● RECORDS SHOWN
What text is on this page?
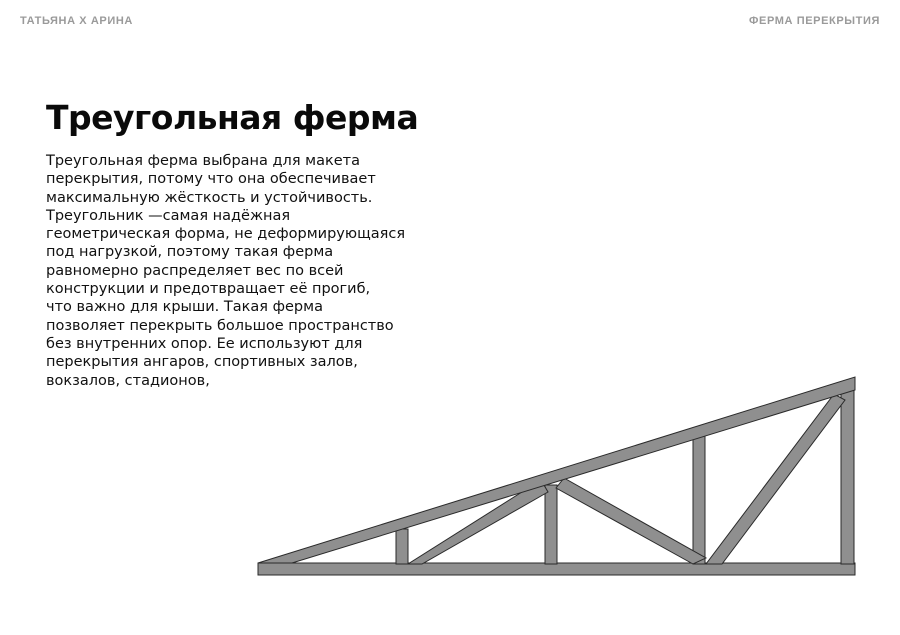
ТАТЬЯНА Х АРИНА	ФЕРМА ПЕРЕКРЫТИЯ
Треугольная ферма
Треугольная ферма выбрана для макета
перекрытия, потому что она обеспечивает
максимальную жёсткость и устойчивость.
Треугольник —самая надёжная
геометрическая форма, не деформирующаяся
под нагрузкой, поэтому такая ферма
равномерно распределяет вес по всей
конструкции и предотвращает её прогиб,
что важно для крыши. Такая ферма
позволяет перекрыть большое пространство
без внутренних опор. Ее используют для
перекрытия ангаров, спортивных залов,
вокзалов, стадионов,
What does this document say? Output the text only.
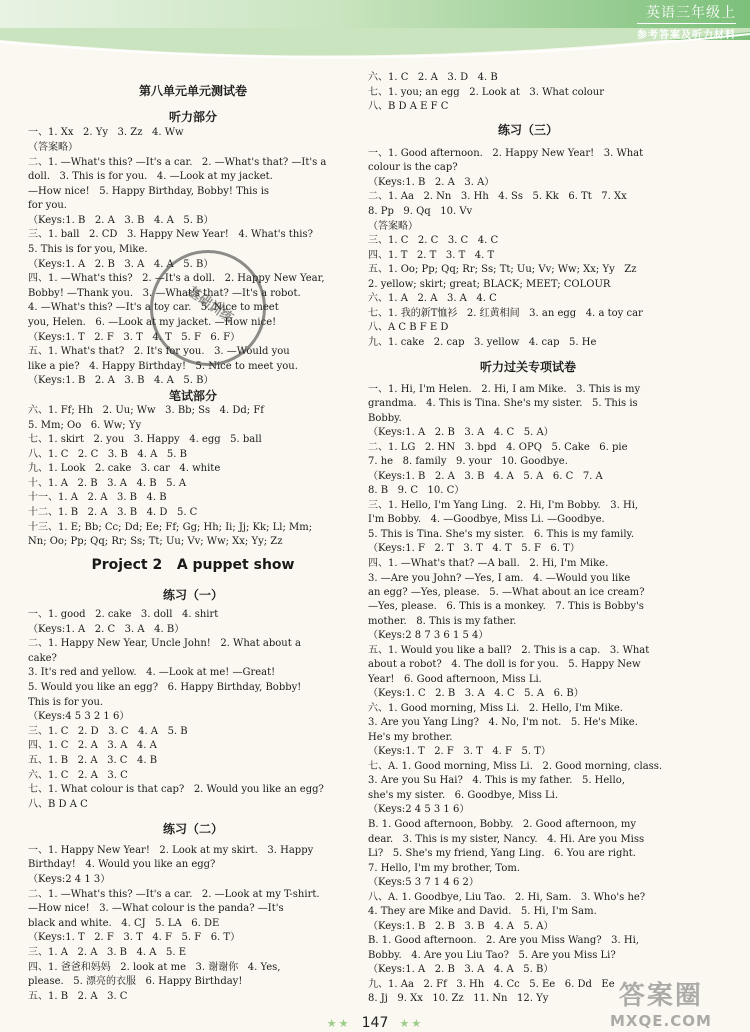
英语三年级上
参考答案及听力材料
第八单元单元测试卷
听力部分
一、1. Xx   2. Yy   3. Zz   4. Ww
（答案略）
二、1. —What's this? —It's a car.   2. —What's that? —It's a
doll.   3. This is for you.   4. —Look at my jacket.
—How nice!   5. Happy Birthday, Bobby! This is
for you.
（Keys:1. B   2. A   3. B   4. A   5. B）
三、1. ball   2. CD   3. Happy New Year!   4. What's this?
5. This is for you, Mike.
（Keys:1. A   2. B   3. A   4. A   5. B）
四、1. —What's this?   2. —It's a doll.   2. Happy New Year,
Bobby! —Thank you.   3. —What's that? —It's a robot.
4. —What's this? —It's a toy car.   5. Nice to meet
you, Helen.   6. —Look at my jacket. —How nice!
（Keys:1. T   2. F   3. T   4. T   5. F   6. F）
五、1. What's that?   2. It's for you.   3. —Would you
like a pie?   4. Happy Birthday!   5. Nice to meet you.
（Keys:1. B   2. A   3. B   4. A   5. B）
笔试部分
六、1. Ff; Hh   2. Uu; Ww   3. Bb; Ss   4. Dd; Ff
5. Mm; Oo   6. Ww; Yy
七、1. skirt   2. you   3. Happy   4. egg   5. ball
八、1. C   2. C   3. B   4. A   5. B
九、1. Look   2. cake   3. car   4. white
十、1. A   2. B   3. A   4. B   5. A
十一、1. A   2. A   3. B   4. B
十二、1. B   2. A   3. B   4. D   5. C
十三、1. E; Bb; Cc; Dd; Ee; Ff; Gg; Hh; Ii; Jj; Kk; Ll; Mm;
Nn; Oo; Pp; Qq; Rr; Ss; Tt; Uu; Vv; Ww; Xx; Yy; Zz
Project 2   A puppet show
练习（一）
一、1. good   2. cake   3. doll   4. shirt
（Keys:1. A   2. C   3. A   4. B）
二、1. Happy New Year, Uncle John!   2. What about a
cake?
3. It's red and yellow.   4. —Look at me! —Great!
5. Would you like an egg?   6. Happy Birthday, Bobby!
This is for you.
（Keys:4 5 3 2 1 6）
三、1. C   2. D   3. C   4. A   5. B
四、1. C   2. A   3. A   4. A
五、1. B   2. A   3. C   4. B
六、1. C   2. A   3. C
七、1. What colour is that cap?   2. Would you like an egg?
八、B D A C
练习（二）
一、1. Happy New Year!   2. Look at my skirt.   3. Happy
Birthday!   4. Would you like an egg?
（Keys:2 4 1 3）
二、1. —What's this? —It's a car.   2. —Look at my T-shirt.
—How nice!   3. —What colour is the panda? —It's
black and white.   4. CJ   5. LA   6. DE
（Keys:1. T   2. F   3. T   4. F   5. F   6. T）
三、1. A   2. A   3. B   4. A   5. E
四、1. 爸爸和妈妈   2. look at me   3. 谢谢你   4. Yes,
please.   5. 漂亮的衣服   6. Happy Birthday!
五、1. B   2. A   3. C
六、1. C   2. A   3. D   4. B
七、1. you; an egg   2. Look at   3. What colour
八、B D A E F C
练习（三）
一、1. Good afternoon.   2. Happy New Year!   3. What
colour is the cap?
（Keys:1. B   2. A   3. A）
二、1. Aa   2. Nn   3. Hh   4. Ss   5. Kk   6. Tt   7. Xx
8. Pp   9. Qq   10. Vv
（答案略）
三、1. C   2. C   3. C   4. C
四、1. T   2. T   3. T   4. T
五、1. Oo; Pp; Qq; Rr; Ss; Tt; Uu; Vv; Ww; Xx; Yy   Zz
2. yellow; skirt; great; BLACK; MEET; COLOUR
六、1. A   2. A   3. A   4. C
七、1. 我的新T恤衫   2. 红黄相间   3. an egg   4. a toy car
八、A C B F E D
九、1. cake   2. cap   3. yellow   4. cap   5. He
听力过关专项试卷
一、1. Hi, I'm Helen.   2. Hi, I am Mike.   3. This is my
grandma.   4. This is Tina. She's my sister.   5. This is
Bobby.
（Keys:1. A   2. B   3. A   4. C   5. A）
二、1. LG   2. HN   3. bpd   4. OPQ   5. Cake   6. pie
7. he   8. family   9. your   10. Goodbye.
（Keys:1. B   2. A   3. B   4. A   5. A   6. C   7. A
8. B   9. C   10. C）
三、1. Hello, I'm Yang Ling.   2. Hi, I'm Bobby.   3. Hi,
I'm Bobby.   4. —Goodbye, Miss Li. —Goodbye.
5. This is Tina. She's my sister.   6. This is my family.
（Keys:1. F   2. T   3. T   4. T   5. F   6. T）
四、1. —What's that? —A ball.   2. Hi, I'm Mike.
3. —Are you John? —Yes, I am.   4. —Would you like
an egg? —Yes, please.   5. —What about an ice cream?
—Yes, please.   6. This is a monkey.   7. This is Bobby's
mother.   8. This is my father.
（Keys:2 8 7 3 6 1 5 4）
五、1. Would you like a ball?   2. This is a cap.   3. What
about a robot?   4. The doll is for you.   5. Happy New
Year!   6. Good afternoon, Miss Li.
（Keys:1. C   2. B   3. A   4. C   5. A   6. B）
六、1. Good morning, Miss Li.   2. Hello, I'm Mike.
3. Are you Yang Ling?   4. No, I'm not.   5. He's Mike.
He's my brother.
（Keys:1. T   2. F   3. T   4. F   5. T）
七、A. 1. Good morning, Miss Li.   2. Good morning, class.
3. Are you Su Hai?   4. This is my father.   5. Hello,
she's my sister.   6. Goodbye, Miss Li.
（Keys:2 4 5 3 1 6）
B. 1. Good afternoon, Bobby.   2. Good afternoon, my
dear.   3. This is my sister, Nancy.   4. Hi. Are you Miss
Li?   5. She's my friend, Yang Ling.   6. You are right.
7. Hello, I'm my brother, Tom.
（Keys:5 3 7 1 4 6 2）
八、A. 1. Goodbye, Liu Tao.   2. Hi, Sam.   3. Who's he?
4. They are Mike and David.   5. Hi, I'm Sam.
（Keys:1. B   2. B   3. B   4. A   5. A）
B. 1. Good afternoon.   2. Are you Miss Wang?   3. Hi,
Bobby.   4. Are you Liu Tao?   5. Are you Miss Li?
（Keys:1. A   2. B   3. A   4. A   5. B）
九、1. Aa   2. Ff   3. Hh   4. Cc   5. Ee   6. Dd   Ee
8. Jj   9. Xx   10. Zz   11. Nn   12. Yy
基础训练
答案圈
MXQE.COM
★★ 147 ★★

● STATED PROBLEM
Pull every line containing "skirt" from the data.

● RESULT OF THIS EXERCISE
七、1. skirt   2. you   3. Happy   4. egg   5. ball
一、1. Happy New Year!   2. Look at my skirt.   3. Happy
2. yellow; skirt; great; BLACK; MEET; COLOUR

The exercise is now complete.